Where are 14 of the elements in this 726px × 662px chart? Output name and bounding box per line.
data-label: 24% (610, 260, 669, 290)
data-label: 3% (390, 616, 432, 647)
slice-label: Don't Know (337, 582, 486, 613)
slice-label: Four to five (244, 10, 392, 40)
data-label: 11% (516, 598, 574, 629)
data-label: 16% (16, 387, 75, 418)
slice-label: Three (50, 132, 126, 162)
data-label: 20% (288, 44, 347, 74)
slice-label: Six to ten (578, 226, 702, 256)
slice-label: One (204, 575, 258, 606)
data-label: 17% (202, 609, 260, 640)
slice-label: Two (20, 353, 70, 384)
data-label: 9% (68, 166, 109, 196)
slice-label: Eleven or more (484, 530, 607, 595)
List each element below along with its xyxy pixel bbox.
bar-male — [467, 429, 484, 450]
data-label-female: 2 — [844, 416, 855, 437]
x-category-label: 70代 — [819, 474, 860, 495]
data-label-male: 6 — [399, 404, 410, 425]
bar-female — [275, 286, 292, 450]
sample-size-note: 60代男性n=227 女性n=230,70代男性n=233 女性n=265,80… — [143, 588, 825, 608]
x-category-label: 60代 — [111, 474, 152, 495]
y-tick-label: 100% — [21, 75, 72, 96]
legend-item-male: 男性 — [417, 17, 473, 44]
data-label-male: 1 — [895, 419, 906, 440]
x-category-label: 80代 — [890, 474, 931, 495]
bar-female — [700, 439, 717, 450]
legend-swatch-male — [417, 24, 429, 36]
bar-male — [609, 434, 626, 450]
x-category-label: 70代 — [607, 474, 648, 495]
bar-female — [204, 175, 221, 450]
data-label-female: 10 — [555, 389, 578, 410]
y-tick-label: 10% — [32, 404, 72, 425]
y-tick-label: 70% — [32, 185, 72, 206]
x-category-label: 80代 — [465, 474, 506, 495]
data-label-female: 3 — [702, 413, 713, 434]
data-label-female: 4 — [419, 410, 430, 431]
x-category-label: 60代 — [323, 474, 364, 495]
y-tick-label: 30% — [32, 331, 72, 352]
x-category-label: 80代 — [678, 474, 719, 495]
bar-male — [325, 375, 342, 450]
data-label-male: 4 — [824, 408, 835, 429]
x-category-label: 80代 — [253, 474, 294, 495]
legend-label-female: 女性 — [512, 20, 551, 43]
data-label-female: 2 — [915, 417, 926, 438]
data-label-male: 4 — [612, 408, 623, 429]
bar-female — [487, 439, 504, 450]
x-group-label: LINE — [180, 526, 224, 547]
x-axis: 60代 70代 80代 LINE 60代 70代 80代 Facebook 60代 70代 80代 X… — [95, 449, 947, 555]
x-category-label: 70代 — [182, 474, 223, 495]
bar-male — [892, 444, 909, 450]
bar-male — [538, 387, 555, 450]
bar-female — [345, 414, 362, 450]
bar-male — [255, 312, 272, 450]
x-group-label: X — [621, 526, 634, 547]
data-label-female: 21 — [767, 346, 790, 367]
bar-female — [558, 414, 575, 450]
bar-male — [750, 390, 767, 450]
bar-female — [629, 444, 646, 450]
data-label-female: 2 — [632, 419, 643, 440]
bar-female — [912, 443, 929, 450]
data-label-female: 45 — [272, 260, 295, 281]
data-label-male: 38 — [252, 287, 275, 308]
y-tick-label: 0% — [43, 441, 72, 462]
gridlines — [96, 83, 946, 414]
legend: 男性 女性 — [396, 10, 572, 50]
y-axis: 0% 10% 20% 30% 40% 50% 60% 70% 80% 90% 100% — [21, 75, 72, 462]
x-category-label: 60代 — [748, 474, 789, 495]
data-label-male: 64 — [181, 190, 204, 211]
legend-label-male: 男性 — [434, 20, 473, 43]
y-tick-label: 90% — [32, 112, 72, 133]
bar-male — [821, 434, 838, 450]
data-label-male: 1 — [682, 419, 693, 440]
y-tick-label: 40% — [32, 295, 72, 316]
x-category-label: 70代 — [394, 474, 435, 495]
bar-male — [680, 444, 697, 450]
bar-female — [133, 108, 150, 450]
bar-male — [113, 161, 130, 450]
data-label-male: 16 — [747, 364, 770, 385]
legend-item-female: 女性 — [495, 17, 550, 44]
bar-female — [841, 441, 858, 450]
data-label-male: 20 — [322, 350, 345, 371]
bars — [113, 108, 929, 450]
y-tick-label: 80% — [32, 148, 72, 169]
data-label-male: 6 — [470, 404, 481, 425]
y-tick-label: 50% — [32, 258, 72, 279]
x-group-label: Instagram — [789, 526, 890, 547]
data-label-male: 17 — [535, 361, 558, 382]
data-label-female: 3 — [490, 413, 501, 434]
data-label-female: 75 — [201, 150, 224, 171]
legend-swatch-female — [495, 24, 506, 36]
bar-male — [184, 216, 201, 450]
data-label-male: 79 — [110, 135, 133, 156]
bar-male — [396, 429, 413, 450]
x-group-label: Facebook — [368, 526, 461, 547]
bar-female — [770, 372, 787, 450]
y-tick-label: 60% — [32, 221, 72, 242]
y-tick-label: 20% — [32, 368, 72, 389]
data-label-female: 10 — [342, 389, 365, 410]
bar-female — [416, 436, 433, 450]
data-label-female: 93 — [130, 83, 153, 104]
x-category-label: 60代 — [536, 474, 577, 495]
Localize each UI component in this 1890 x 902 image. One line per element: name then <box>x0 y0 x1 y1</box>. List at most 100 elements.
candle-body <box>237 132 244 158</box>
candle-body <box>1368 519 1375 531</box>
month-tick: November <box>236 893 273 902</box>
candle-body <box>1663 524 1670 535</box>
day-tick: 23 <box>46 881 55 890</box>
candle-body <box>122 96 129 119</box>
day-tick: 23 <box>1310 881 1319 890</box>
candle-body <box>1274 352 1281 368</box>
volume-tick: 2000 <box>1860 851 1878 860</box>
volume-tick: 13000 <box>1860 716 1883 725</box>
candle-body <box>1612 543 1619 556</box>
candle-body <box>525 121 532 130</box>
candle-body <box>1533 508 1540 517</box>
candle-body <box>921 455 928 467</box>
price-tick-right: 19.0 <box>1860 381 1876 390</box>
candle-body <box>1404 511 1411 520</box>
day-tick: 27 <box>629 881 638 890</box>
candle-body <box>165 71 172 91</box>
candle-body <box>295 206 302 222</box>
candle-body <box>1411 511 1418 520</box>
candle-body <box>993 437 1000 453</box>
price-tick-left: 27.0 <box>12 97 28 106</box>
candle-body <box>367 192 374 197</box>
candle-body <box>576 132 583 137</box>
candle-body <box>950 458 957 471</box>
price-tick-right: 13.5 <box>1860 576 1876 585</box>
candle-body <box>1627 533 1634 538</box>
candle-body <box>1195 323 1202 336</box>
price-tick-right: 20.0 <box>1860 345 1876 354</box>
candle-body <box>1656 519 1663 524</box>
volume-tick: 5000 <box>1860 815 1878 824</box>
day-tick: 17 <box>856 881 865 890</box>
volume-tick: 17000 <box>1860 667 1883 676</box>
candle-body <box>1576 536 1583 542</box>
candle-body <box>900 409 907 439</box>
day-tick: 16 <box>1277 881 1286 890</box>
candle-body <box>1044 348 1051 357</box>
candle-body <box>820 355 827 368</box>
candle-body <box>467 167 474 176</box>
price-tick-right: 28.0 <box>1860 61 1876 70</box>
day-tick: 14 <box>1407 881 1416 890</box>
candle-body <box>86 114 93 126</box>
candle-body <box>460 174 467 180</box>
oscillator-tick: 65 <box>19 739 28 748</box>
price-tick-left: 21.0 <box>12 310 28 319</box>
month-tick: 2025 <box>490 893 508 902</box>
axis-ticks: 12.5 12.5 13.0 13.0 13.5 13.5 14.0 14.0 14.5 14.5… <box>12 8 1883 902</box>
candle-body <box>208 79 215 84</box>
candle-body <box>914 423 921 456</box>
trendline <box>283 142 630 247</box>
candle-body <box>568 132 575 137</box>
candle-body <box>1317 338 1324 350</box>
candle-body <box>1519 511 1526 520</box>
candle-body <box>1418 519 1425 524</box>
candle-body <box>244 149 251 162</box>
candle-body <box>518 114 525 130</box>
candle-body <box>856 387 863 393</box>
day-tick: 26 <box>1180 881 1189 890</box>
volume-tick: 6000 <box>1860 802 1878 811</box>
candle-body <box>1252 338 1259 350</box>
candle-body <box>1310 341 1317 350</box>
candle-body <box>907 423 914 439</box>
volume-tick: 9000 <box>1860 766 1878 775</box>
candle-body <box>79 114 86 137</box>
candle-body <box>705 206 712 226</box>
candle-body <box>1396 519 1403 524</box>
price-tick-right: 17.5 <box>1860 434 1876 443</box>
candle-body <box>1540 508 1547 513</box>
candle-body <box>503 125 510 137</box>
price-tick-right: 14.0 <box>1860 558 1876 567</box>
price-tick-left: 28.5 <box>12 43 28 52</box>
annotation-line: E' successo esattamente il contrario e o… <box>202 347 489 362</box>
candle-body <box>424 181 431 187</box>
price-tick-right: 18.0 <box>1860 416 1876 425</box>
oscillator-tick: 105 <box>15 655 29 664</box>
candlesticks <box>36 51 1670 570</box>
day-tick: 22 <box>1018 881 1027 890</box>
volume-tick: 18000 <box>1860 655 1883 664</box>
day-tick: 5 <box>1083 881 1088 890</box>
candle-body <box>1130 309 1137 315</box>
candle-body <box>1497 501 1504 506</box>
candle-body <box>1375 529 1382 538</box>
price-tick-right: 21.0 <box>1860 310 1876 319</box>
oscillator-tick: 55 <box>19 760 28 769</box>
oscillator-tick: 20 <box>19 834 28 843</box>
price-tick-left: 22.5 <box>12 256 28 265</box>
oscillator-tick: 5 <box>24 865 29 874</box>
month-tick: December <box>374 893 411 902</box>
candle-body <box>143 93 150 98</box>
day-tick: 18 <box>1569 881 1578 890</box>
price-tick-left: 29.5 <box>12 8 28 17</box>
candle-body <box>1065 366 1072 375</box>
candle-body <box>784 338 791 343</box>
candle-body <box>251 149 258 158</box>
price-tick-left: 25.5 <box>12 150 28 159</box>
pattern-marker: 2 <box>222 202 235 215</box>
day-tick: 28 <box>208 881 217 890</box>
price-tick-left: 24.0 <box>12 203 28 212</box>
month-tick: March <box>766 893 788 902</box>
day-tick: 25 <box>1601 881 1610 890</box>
+++
▸ **Task to carry out**
Render the listing as a JSON list of strings, starting at its first line and going through the line containing "x-category-label: 70代 — [819, 474, 860, 495]", with one string per line and no blank lines.

▸ **Exercise result**
[
  "Where are 14 of the elements in this 726px × 662px chart? Output name and bounding box per line.",
  "data-label: 24% (610, 260, 669, 290)",
  "data-label: 3% (390, 616, 432, 647)",
  "slice-label: Don't Know (337, 582, 486, 613)",
  "slice-label: Four to five (244, 10, 392, 40)",
  "data-label: 11% (516, 598, 574, 629)",
  "data-label: 16% (16, 387, 75, 418)",
  "slice-label: Three (50, 132, 126, 162)",
  "data-label: 20% (288, 44, 347, 74)",
  "slice-label: Six to ten (578, 226, 702, 256)",
  "slice-label: One (204, 575, 258, 606)",
  "data-label: 17% (202, 609, 260, 640)",
  "slice-label: Two (20, 353, 70, 384)",
  "data-label: 9% (68, 166, 109, 196)",
  "slice-label: Eleven or more (484, 530, 607, 595)",
  "List each element below along with its xyxy pixel bbox.",
  "bar-male — [467, 429, 484, 450]",
  "data-label-female: 2 — [844, 416, 855, 437]",
  "x-category-label: 70代 — [819, 474, 860, 495]"
]